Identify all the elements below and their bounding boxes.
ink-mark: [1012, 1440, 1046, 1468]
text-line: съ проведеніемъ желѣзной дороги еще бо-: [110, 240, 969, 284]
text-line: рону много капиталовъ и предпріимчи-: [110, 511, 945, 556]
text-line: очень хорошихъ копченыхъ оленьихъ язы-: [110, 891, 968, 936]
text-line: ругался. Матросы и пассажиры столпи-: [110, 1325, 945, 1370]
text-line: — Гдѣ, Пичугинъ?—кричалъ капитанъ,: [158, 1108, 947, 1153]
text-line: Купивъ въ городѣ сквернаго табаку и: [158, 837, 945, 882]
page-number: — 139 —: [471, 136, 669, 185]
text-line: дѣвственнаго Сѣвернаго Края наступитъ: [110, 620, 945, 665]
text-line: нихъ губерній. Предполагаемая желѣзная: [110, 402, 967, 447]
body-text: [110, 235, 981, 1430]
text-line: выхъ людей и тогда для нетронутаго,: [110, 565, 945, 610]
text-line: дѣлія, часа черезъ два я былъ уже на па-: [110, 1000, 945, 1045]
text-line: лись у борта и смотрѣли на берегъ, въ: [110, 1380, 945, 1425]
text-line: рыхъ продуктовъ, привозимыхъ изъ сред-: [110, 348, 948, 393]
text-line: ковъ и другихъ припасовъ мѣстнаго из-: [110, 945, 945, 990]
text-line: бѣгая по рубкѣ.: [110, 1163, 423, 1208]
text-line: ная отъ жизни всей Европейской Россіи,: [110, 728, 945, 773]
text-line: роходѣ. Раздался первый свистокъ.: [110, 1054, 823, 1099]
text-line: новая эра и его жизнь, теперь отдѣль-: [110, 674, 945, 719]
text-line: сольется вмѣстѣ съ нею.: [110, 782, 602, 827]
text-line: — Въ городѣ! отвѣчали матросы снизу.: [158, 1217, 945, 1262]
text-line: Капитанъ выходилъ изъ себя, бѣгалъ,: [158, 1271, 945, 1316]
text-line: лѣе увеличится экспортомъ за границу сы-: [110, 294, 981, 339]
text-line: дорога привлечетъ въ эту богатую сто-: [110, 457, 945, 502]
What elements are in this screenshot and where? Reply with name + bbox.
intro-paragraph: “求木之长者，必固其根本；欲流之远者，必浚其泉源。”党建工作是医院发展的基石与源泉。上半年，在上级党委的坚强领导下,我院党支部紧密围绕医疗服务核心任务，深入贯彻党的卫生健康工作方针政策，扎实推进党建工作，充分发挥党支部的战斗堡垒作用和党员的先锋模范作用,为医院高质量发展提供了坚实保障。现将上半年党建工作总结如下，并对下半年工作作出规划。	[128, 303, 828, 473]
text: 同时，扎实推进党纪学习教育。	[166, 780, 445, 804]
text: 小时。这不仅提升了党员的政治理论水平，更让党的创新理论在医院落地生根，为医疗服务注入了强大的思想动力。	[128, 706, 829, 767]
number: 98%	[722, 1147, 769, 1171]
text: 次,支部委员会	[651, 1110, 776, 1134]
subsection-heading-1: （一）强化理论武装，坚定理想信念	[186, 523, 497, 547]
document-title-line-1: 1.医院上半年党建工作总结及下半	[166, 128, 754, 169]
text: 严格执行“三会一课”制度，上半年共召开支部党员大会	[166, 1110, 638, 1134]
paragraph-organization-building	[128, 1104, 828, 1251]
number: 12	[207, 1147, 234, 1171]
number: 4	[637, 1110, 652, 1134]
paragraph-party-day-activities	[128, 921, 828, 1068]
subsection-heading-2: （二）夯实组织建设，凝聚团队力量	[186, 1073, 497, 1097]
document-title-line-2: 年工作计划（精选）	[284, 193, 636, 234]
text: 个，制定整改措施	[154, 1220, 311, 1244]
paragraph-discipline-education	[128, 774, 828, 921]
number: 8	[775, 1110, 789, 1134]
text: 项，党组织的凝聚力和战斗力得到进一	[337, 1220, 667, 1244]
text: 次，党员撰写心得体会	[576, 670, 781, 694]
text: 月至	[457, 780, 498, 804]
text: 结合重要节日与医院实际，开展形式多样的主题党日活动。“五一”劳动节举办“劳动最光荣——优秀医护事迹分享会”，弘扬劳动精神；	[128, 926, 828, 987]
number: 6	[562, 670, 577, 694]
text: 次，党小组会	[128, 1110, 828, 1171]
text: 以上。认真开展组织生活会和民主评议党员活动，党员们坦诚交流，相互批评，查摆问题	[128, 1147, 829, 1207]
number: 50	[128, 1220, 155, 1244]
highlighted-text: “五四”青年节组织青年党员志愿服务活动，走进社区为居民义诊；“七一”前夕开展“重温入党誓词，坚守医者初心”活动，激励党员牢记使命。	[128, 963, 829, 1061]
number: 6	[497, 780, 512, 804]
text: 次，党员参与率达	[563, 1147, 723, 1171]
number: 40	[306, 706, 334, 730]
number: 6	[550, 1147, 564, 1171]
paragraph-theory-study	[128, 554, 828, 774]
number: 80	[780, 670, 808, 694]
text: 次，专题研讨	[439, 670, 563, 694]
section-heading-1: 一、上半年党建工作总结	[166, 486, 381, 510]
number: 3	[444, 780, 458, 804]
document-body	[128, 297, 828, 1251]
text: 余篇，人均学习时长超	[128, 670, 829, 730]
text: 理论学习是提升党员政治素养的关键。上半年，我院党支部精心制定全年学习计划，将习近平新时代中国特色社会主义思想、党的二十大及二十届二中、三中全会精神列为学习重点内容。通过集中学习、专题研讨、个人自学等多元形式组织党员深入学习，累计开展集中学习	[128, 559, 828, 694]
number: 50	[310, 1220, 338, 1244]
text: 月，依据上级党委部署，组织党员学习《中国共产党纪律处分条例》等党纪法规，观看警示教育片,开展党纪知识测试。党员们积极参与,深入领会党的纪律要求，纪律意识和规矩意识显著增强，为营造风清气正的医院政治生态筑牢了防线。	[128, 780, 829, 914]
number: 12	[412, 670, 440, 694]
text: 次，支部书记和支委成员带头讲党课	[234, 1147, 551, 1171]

(STATED TASK):
Reproduce all of the records above line for line, changing nothing.

(REPLY):
Identify all the elements below and their bounding boxes.
ink-mark: [1012, 1440, 1046, 1468]
text-line: съ проведеніемъ желѣзной дороги еще бо-: [110, 240, 969, 284]
text-line: рону много капиталовъ и предпріимчи-: [110, 511, 945, 556]
text-line: очень хорошихъ копченыхъ оленьихъ язы-: [110, 891, 968, 936]
text-line: ругался. Матросы и пассажиры столпи-: [110, 1325, 945, 1370]
text-line: — Гдѣ, Пичугинъ?—кричалъ капитанъ,: [158, 1108, 947, 1153]
text-line: Купивъ въ городѣ сквернаго табаку и: [158, 837, 945, 882]
page-number: — 139 —: [471, 136, 669, 185]
text-line: дѣвственнаго Сѣвернаго Края наступитъ: [110, 620, 945, 665]
text-line: нихъ губерній. Предполагаемая желѣзная: [110, 402, 967, 447]
body-text: [110, 235, 981, 1430]
text-line: выхъ людей и тогда для нетронутаго,: [110, 565, 945, 610]
text-line: дѣлія, часа черезъ два я былъ уже на па-: [110, 1000, 945, 1045]
text-line: лись у борта и смотрѣли на берегъ, въ: [110, 1380, 945, 1425]
text-line: рыхъ продуктовъ, привозимыхъ изъ сред-: [110, 348, 948, 393]
text-line: ковъ и другихъ припасовъ мѣстнаго из-: [110, 945, 945, 990]
text-line: бѣгая по рубкѣ.: [110, 1163, 423, 1208]
text-line: ная отъ жизни всей Европейской Россіи,: [110, 728, 945, 773]
text-line: роходѣ. Раздался первый свистокъ.: [110, 1054, 823, 1099]
text-line: новая эра и его жизнь, теперь отдѣль-: [110, 674, 945, 719]
text-line: сольется вмѣстѣ съ нею.: [110, 782, 602, 827]
text-line: — Въ городѣ! отвѣчали матросы снизу.: [158, 1217, 945, 1262]
text-line: Капитанъ выходилъ изъ себя, бѣгалъ,: [158, 1271, 945, 1316]
text-line: лѣе увеличится экспортомъ за границу сы-: [110, 294, 981, 339]
text-line: дорога привлечетъ въ эту богатую сто-: [110, 457, 945, 502]
What elements are in this screenshot and where? Reply with name + bbox.
intro-paragraph: “求木之长者，必固其根本；欲流之远者，必浚其泉源。”党建工作是医院发展的基石与源泉。上半年，在上级党委的坚强领导下,我院党支部紧密围绕医疗服务核心任务，深入贯彻党的卫生健康工作方针政策，扎实推进党建工作，充分发挥党支部的战斗堡垒作用和党员的先锋模范作用,为医院高质量发展提供了坚实保障。现将上半年党建工作总结如下，并对下半年工作作出规划。	[128, 303, 828, 473]
text: 同时，扎实推进党纪学习教育。	[166, 780, 445, 804]
text: 小时。这不仅提升了党员的政治理论水平，更让党的创新理论在医院落地生根，为医疗服务注入了强大的思想动力。	[128, 706, 829, 767]
number: 98%	[722, 1147, 769, 1171]
text: 次,支部委员会	[651, 1110, 776, 1134]
subsection-heading-1: （一）强化理论武装，坚定理想信念	[186, 523, 497, 547]
document-title-line-1: 1.医院上半年党建工作总结及下半	[166, 128, 754, 169]
text: 严格执行“三会一课”制度，上半年共召开支部党员大会	[166, 1110, 638, 1134]
paragraph-organization-building	[128, 1104, 828, 1251]
number: 12	[207, 1147, 234, 1171]
number: 4	[637, 1110, 652, 1134]
paragraph-party-day-activities	[128, 921, 828, 1068]
subsection-heading-2: （二）夯实组织建设，凝聚团队力量	[186, 1073, 497, 1097]
document-title-line-2: 年工作计划（精选）	[284, 193, 636, 234]
text: 个，制定整改措施	[154, 1220, 311, 1244]
paragraph-discipline-education	[128, 774, 828, 921]
number: 8	[775, 1110, 789, 1134]
text: 项，党组织的凝聚力和战斗力得到进一	[337, 1220, 667, 1244]
text: 次，党员撰写心得体会	[576, 670, 781, 694]
text: 月至	[457, 780, 498, 804]
text: 结合重要节日与医院实际，开展形式多样的主题党日活动。“五一”劳动节举办“劳动最光荣——优秀医护事迹分享会”，弘扬劳动精神；	[128, 926, 828, 987]
number: 6	[562, 670, 577, 694]
text: 次，党小组会	[128, 1110, 828, 1171]
text: 以上。认真开展组织生活会和民主评议党员活动，党员们坦诚交流，相互批评，查摆问题	[128, 1147, 829, 1207]
number: 50	[128, 1220, 155, 1244]
highlighted-text: “五四”青年节组织青年党员志愿服务活动，走进社区为居民义诊；“七一”前夕开展“重温入党誓词，坚守医者初心”活动，激励党员牢记使命。	[128, 963, 829, 1061]
number: 6	[497, 780, 512, 804]
text: 次，党员参与率达	[563, 1147, 723, 1171]
number: 40	[306, 706, 334, 730]
number: 6	[550, 1147, 564, 1171]
paragraph-theory-study	[128, 554, 828, 774]
number: 80	[780, 670, 808, 694]
text: 次，专题研讨	[439, 670, 563, 694]
section-heading-1: 一、上半年党建工作总结	[166, 486, 381, 510]
number: 3	[444, 780, 458, 804]
document-body	[128, 297, 828, 1251]
text: 余篇，人均学习时长超	[128, 670, 829, 730]
text: 理论学习是提升党员政治素养的关键。上半年，我院党支部精心制定全年学习计划，将习近平新时代中国特色社会主义思想、党的二十大及二十届二中、三中全会精神列为学习重点内容。通过集中学习、专题研讨、个人自学等多元形式组织党员深入学习，累计开展集中学习	[128, 559, 828, 694]
number: 50	[310, 1220, 338, 1244]
text: 月，依据上级党委部署，组织党员学习《中国共产党纪律处分条例》等党纪法规，观看警示教育片,开展党纪知识测试。党员们积极参与,深入领会党的纪律要求，纪律意识和规矩意识显著增强，为营造风清气正的医院政治生态筑牢了防线。	[128, 780, 829, 914]
number: 12	[412, 670, 440, 694]
text: 次，支部书记和支委成员带头讲党课	[234, 1147, 551, 1171]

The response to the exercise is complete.